**Task requirements**
Transcribe every entry word for word, leaving out all images.

**Input records**
——————

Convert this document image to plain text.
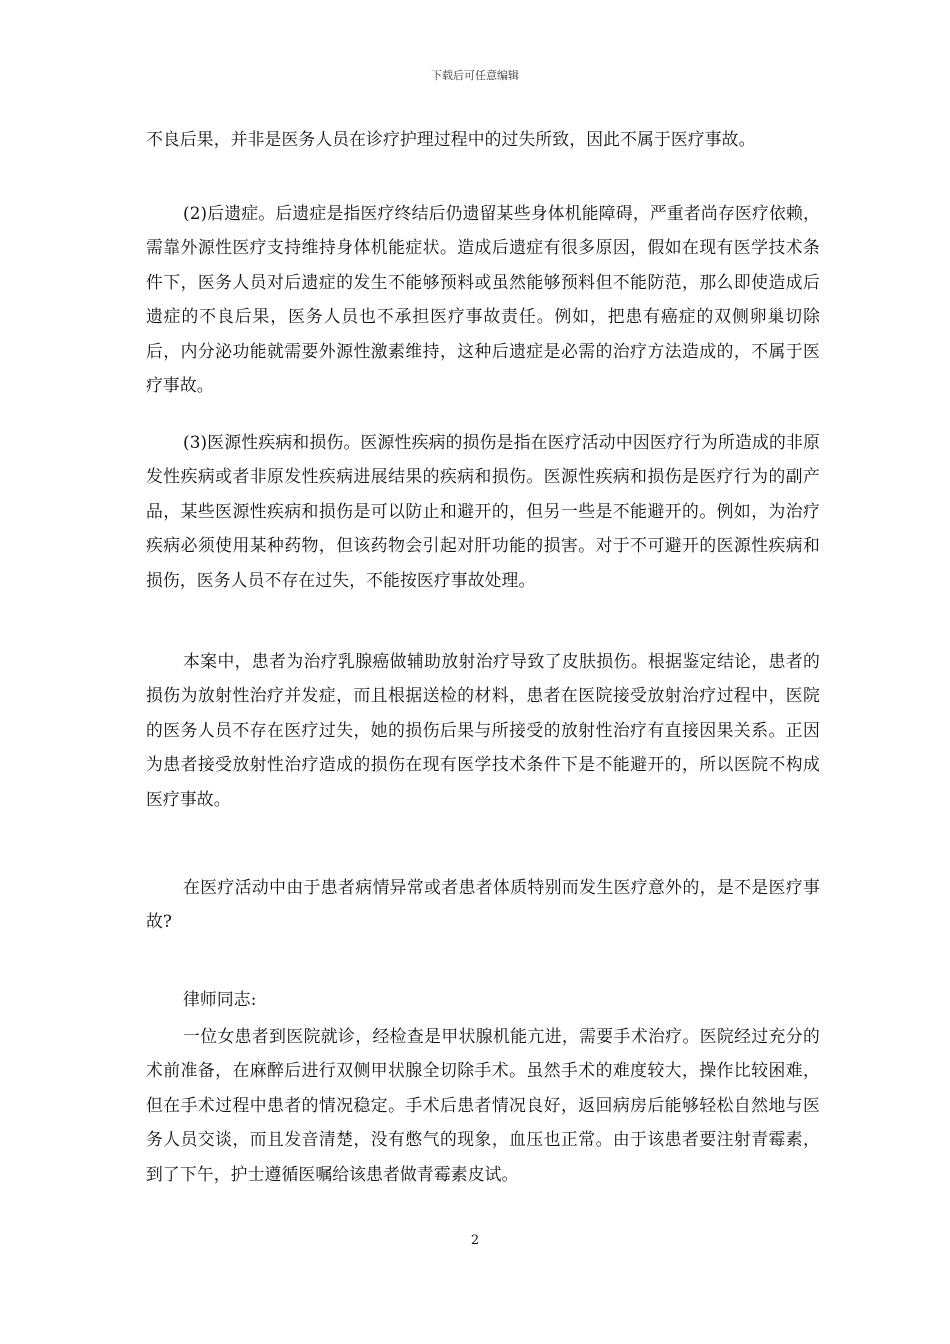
下载后可任意编辑

不良后果，并非是医务人员在诊疗护理过程中的过失所致，因此不属于医疗事故。

(2)后遗症。后遗症是指医疗终结后仍遗留某些身体机能障碍，严重者尚存医疗依赖，需靠外源性医疗支持维持身体机能症状。造成后遗症有很多原因，假如在现有医学技术条件下，医务人员对后遗症的发生不能够预料或虽然能够预料但不能防范，那么即使造成后遗症的不良后果，医务人员也不承担医疗事故责任。例如，把患有癌症的双侧卵巢切除后，内分泌功能就需要外源性激素维持，这种后遗症是必需的治疗方法造成的，不属于医疗事故。

(3)医源性疾病和损伤。医源性疾病的损伤是指在医疗活动中因医疗行为所造成的非原发性疾病或者非原发性疾病进展结果的疾病和损伤。医源性疾病和损伤是医疗行为的副产品，某些医源性疾病和损伤是可以防止和避开的，但另一些是不能避开的。例如，为治疗疾病必须使用某种药物，但该药物会引起对肝功能的损害。对于不可避开的医源性疾病和损伤，医务人员不存在过失，不能按医疗事故处理。

本案中，患者为治疗乳腺癌做辅助放射治疗导致了皮肤损伤。根据鉴定结论，患者的损伤为放射性治疗并发症，而且根据送检的材料，患者在医院接受放射治疗过程中，医院的医务人员不存在医疗过失，她的损伤后果与所接受的放射性治疗有直接因果关系。正因为患者接受放射性治疗造成的损伤在现有医学技术条件下是不能避开的，所以医院不构成医疗事故。

在医疗活动中由于患者病情异常或者患者体质特别而发生医疗意外的，是不是医疗事故?

律师同志:

一位女患者到医院就诊，经检查是甲状腺机能亢进，需要手术治疗。医院经过充分的术前准备，在麻醉后进行双侧甲状腺全切除手术。虽然手术的难度较大，操作比较困难，但在手术过程中患者的情况稳定。手术后患者情况良好，返回病房后能够轻松自然地与医务人员交谈，而且发音清楚，没有憋气的现象，血压也正常。由于该患者要注射青霉素，到了下午，护士遵循医嘱给该患者做青霉素皮试。

2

——————

**Right answer**
Convert this document image to plain text.
下载后可任意编辑

不良后果，并非是医务人员在诊疗护理过程中的过失所致，因此不属于医疗事故。

(2)后遗症。后遗症是指医疗终结后仍遗留某些身体机能障碍，严重者尚存医疗依赖，需靠外源性医疗支持维持身体机能症状。造成后遗症有很多原因，假如在现有医学技术条件下，医务人员对后遗症的发生不能够预料或虽然能够预料但不能防范，那么即使造成后遗症的不良后果，医务人员也不承担医疗事故责任。例如，把患有癌症的双侧卵巢切除后，内分泌功能就需要外源性激素维持，这种后遗症是必需的治疗方法造成的，不属于医疗事故。

(3)医源性疾病和损伤。医源性疾病的损伤是指在医疗活动中因医疗行为所造成的非原发性疾病或者非原发性疾病进展结果的疾病和损伤。医源性疾病和损伤是医疗行为的副产品，某些医源性疾病和损伤是可以防止和避开的，但另一些是不能避开的。例如，为治疗疾病必须使用某种药物，但该药物会引起对肝功能的损害。对于不可避开的医源性疾病和损伤，医务人员不存在过失，不能按医疗事故处理。

本案中，患者为治疗乳腺癌做辅助放射治疗导致了皮肤损伤。根据鉴定结论，患者的损伤为放射性治疗并发症，而且根据送检的材料，患者在医院接受放射治疗过程中，医院的医务人员不存在医疗过失，她的损伤后果与所接受的放射性治疗有直接因果关系。正因为患者接受放射性治疗造成的损伤在现有医学技术条件下是不能避开的，所以医院不构成医疗事故。

在医疗活动中由于患者病情异常或者患者体质特别而发生医疗意外的，是不是医疗事故?

律师同志:

一位女患者到医院就诊，经检查是甲状腺机能亢进，需要手术治疗。医院经过充分的术前准备，在麻醉后进行双侧甲状腺全切除手术。虽然手术的难度较大，操作比较困难，但在手术过程中患者的情况稳定。手术后患者情况良好，返回病房后能够轻松自然地与医务人员交谈，而且发音清楚，没有憋气的现象，血压也正常。由于该患者要注射青霉素，到了下午，护士遵循医嘱给该患者做青霉素皮试。

2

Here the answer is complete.